EXERCISE DATA:
'''
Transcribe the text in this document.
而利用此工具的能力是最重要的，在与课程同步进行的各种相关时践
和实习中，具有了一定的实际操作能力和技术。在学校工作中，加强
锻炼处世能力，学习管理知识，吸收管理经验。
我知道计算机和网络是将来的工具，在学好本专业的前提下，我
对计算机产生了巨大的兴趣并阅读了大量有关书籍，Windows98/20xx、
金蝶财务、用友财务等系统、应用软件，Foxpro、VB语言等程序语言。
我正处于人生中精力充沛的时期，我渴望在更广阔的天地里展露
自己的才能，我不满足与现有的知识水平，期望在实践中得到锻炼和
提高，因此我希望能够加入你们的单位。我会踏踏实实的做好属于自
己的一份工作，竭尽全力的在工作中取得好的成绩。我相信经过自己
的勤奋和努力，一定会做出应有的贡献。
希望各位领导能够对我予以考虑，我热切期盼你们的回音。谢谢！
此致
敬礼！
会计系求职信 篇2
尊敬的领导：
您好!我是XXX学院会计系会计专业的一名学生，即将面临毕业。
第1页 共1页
'''
'''
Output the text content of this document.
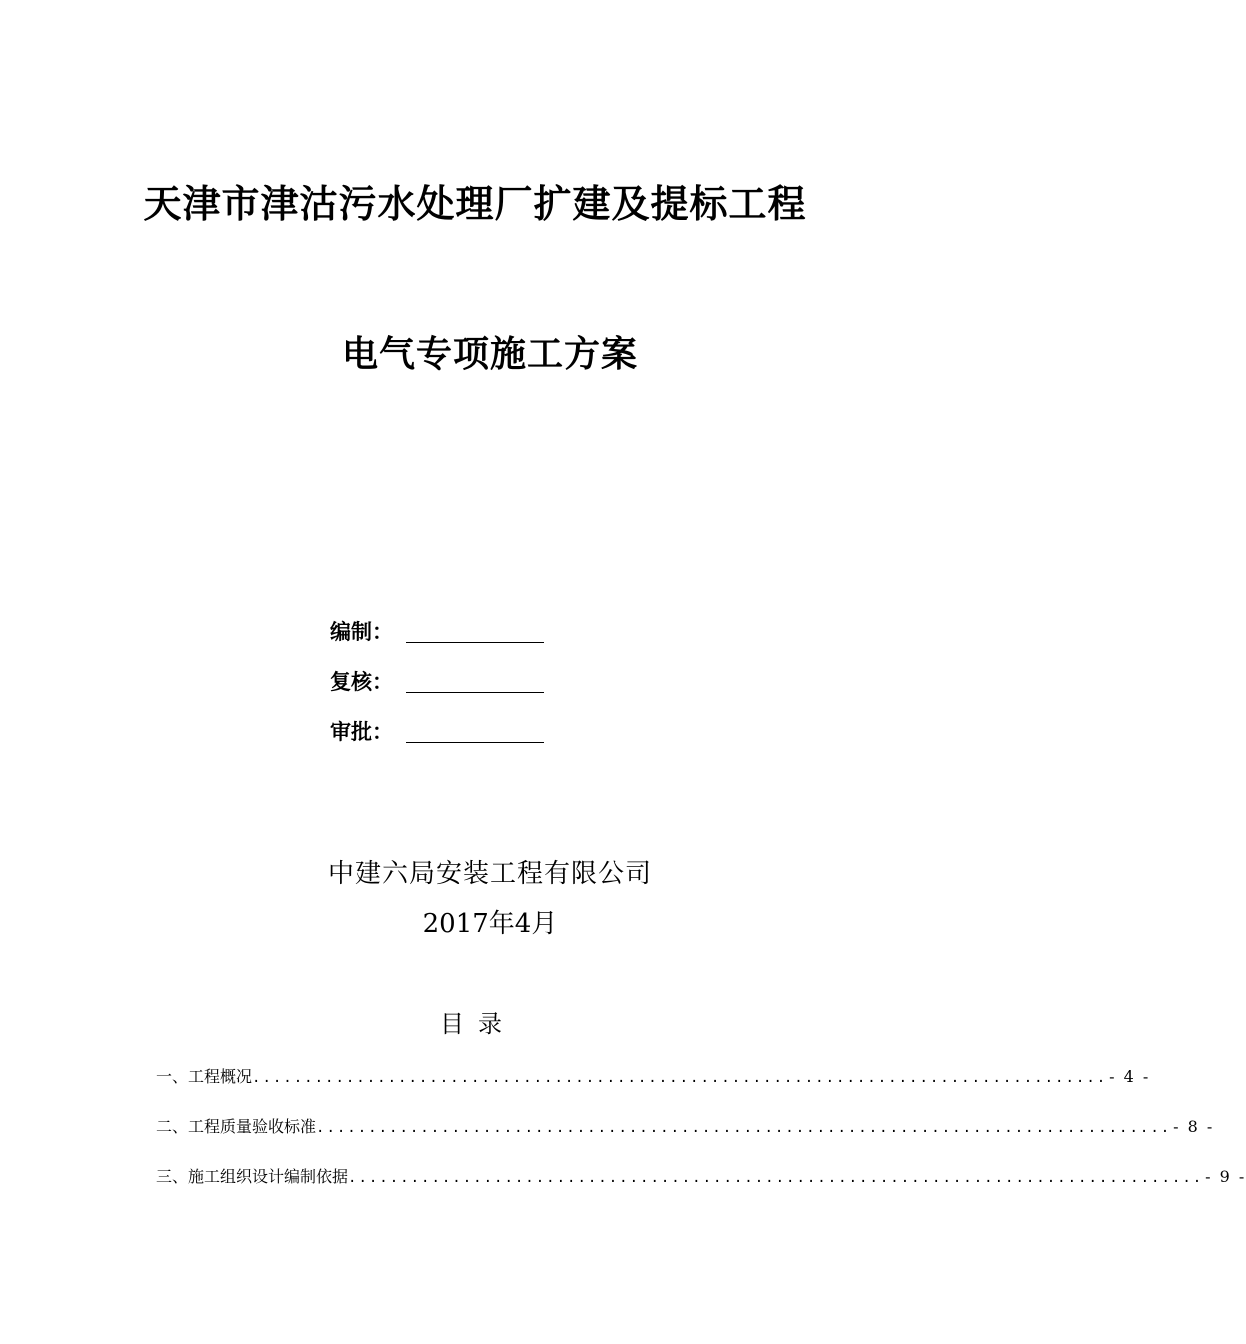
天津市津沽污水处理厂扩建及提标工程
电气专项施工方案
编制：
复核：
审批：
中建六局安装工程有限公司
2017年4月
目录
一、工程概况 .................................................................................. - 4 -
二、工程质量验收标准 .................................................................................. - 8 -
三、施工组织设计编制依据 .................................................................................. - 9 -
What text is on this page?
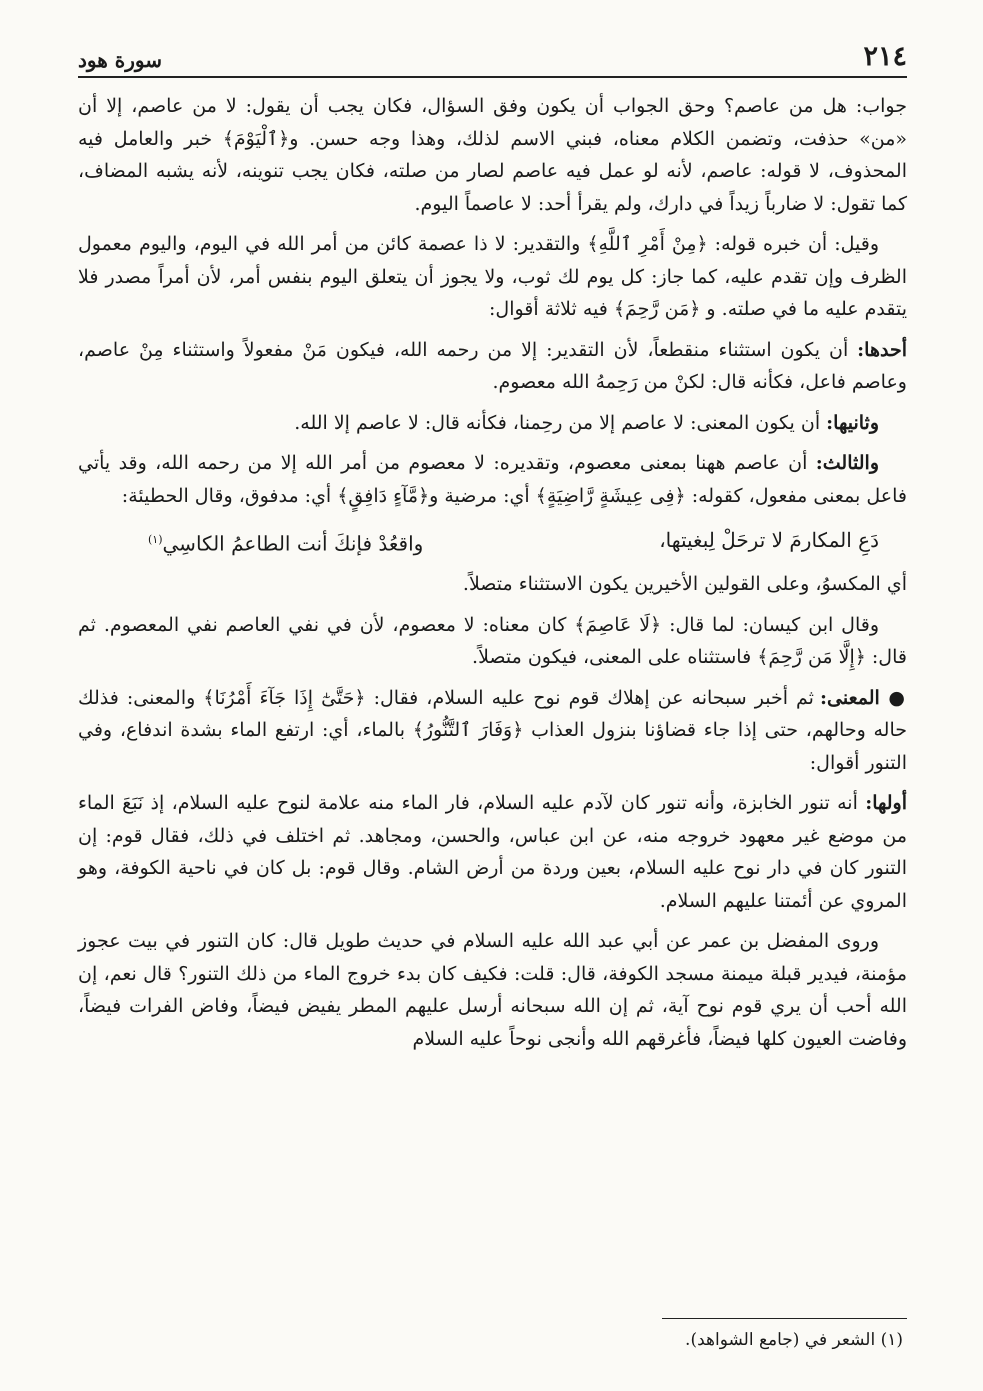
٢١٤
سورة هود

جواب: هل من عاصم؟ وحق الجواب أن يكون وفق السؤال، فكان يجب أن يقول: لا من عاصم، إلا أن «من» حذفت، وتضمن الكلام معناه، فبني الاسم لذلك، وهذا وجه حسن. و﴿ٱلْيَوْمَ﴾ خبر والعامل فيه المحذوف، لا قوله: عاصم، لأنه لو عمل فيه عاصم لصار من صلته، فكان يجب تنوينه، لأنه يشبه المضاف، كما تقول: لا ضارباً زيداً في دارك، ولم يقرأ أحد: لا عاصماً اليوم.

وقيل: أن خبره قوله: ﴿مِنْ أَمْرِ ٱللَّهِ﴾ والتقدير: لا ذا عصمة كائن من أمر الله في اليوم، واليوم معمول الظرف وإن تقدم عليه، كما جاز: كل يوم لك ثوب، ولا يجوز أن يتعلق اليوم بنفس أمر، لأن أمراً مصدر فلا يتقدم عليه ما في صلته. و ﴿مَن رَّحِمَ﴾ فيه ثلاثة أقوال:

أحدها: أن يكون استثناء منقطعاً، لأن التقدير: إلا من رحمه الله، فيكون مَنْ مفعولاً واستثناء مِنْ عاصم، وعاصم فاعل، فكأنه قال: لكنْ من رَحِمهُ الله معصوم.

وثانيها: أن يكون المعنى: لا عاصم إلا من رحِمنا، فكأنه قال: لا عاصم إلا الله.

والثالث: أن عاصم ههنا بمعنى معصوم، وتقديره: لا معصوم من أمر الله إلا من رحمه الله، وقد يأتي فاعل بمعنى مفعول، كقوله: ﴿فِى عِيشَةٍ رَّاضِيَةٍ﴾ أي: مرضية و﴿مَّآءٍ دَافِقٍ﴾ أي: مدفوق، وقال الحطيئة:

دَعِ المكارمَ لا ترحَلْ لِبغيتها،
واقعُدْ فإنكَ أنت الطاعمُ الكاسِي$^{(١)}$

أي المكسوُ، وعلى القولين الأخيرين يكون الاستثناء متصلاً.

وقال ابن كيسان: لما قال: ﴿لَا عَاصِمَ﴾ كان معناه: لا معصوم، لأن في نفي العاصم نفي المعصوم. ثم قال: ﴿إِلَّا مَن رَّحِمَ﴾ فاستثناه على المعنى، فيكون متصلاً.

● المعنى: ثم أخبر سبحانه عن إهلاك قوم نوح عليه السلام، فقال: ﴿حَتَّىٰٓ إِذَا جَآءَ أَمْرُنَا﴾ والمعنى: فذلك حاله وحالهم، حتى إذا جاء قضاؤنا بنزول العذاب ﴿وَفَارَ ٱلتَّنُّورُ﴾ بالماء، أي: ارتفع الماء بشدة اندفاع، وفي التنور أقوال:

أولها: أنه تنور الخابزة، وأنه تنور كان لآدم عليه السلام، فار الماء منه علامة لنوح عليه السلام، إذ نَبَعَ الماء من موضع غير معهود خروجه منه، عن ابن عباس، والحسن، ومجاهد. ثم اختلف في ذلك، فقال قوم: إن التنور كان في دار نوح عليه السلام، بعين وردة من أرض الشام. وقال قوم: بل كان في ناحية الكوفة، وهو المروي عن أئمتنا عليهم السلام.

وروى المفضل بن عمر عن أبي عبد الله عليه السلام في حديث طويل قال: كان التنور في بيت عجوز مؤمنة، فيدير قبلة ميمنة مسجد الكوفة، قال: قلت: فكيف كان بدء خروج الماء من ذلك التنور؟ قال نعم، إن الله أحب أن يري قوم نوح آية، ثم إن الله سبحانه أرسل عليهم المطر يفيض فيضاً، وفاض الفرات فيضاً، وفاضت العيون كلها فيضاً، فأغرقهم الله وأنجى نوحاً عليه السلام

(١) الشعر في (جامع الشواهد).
'''
DESCRIPTION OF THE TASK: Look through the data above. Copy every line with the string "document" in it.

FULL ANSWER:
Transcribe the text in this document.
Output the text content of this document.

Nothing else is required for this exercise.